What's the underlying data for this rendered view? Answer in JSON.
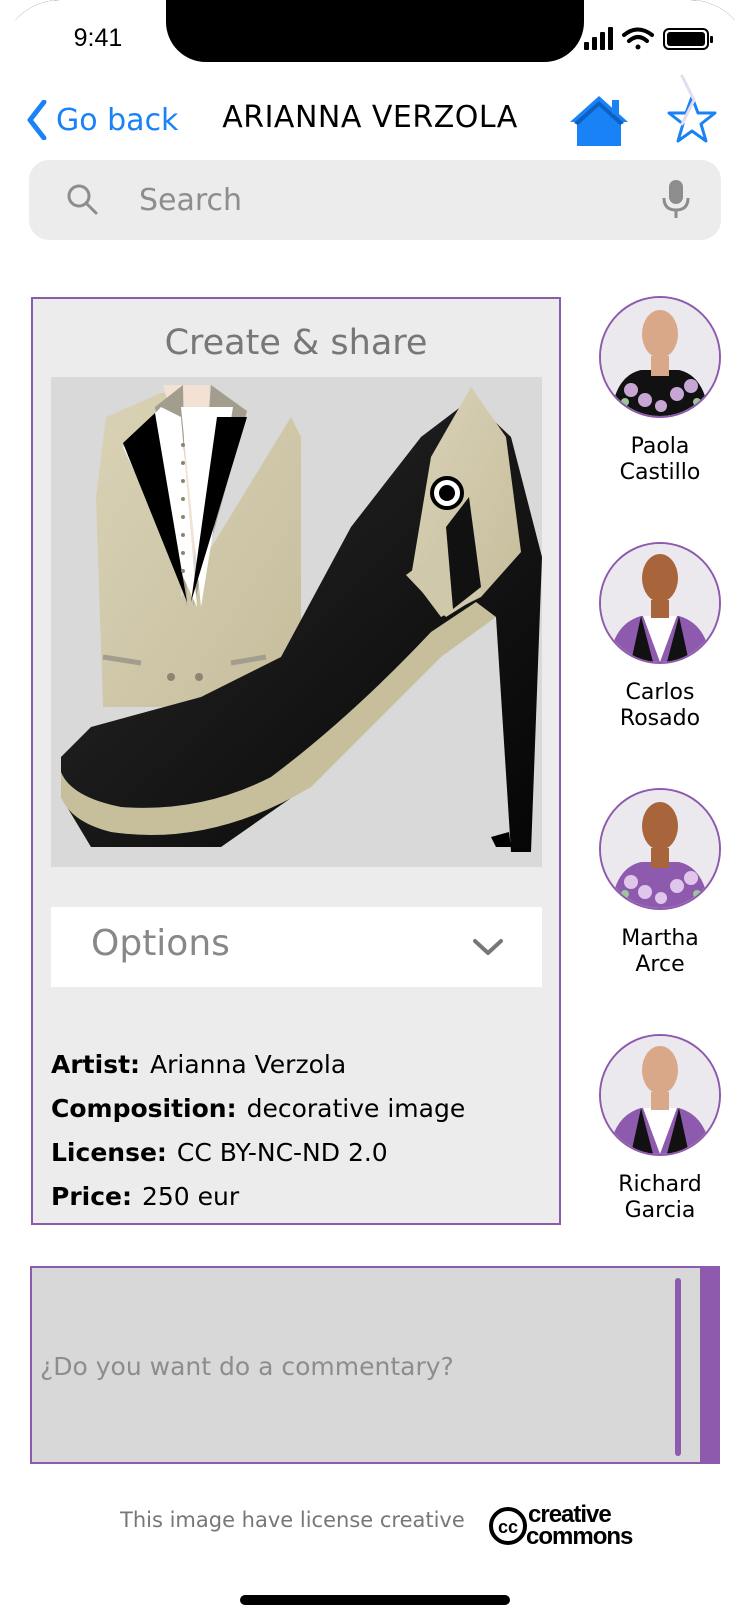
{
  "status_bar": {
    "time": "9:41"
  },
  "header": {
    "back_label": "Go back",
    "title": "ARIANNA VERZOLA"
  },
  "search": {
    "placeholder": "Search"
  },
  "card": {
    "title": "Create & share",
    "options_label": "Options",
    "meta": [
      {
        "key": "Artist:",
        "value": "Arianna Verzola"
      },
      {
        "key": "Composition:",
        "value": "decorative image"
      },
      {
        "key": "License:",
        "value": "CC BY-NC-ND 2.0"
      },
      {
        "key": "Price:",
        "value": "250 eur"
      }
    ]
  },
  "artists": [
    {
      "first": "Paola",
      "last": "Castillo"
    },
    {
      "first": "Carlos",
      "last": "Rosado"
    },
    {
      "first": "Martha",
      "last": "Arce"
    },
    {
      "first": "Richard",
      "last": "Garcia"
    }
  ],
  "comment": {
    "placeholder": "¿Do you want do a commentary?"
  },
  "footer": {
    "license_text": "This image have license creative",
    "cc_logo_line1": "creative",
    "cc_logo_line2": "commons"
  },
  "colors": {
    "accent": "#8e5aad",
    "link": "#1a82f7",
    "panel": "#ececec"
  }
}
━━━━━━
* _Given task_
Your task is to copy the entries in full and exactly, without any images.

* _Written answer_
What's the underlying data for this rendered view? Answer in JSON.
{
  "status_bar": {
    "time": "9:41"
  },
  "header": {
    "back_label": "Go back",
    "title": "ARIANNA VERZOLA"
  },
  "search": {
    "placeholder": "Search"
  },
  "card": {
    "title": "Create & share",
    "options_label": "Options",
    "meta": [
      {
        "key": "Artist:",
        "value": "Arianna Verzola"
      },
      {
        "key": "Composition:",
        "value": "decorative image"
      },
      {
        "key": "License:",
        "value": "CC BY-NC-ND 2.0"
      },
      {
        "key": "Price:",
        "value": "250 eur"
      }
    ]
  },
  "artists": [
    {
      "first": "Paola",
      "last": "Castillo"
    },
    {
      "first": "Carlos",
      "last": "Rosado"
    },
    {
      "first": "Martha",
      "last": "Arce"
    },
    {
      "first": "Richard",
      "last": "Garcia"
    }
  ],
  "comment": {
    "placeholder": "¿Do you want do a commentary?"
  },
  "footer": {
    "license_text": "This image have license creative",
    "cc_logo_line1": "creative",
    "cc_logo_line2": "commons"
  },
  "colors": {
    "accent": "#8e5aad",
    "link": "#1a82f7",
    "panel": "#ececec"
  }
}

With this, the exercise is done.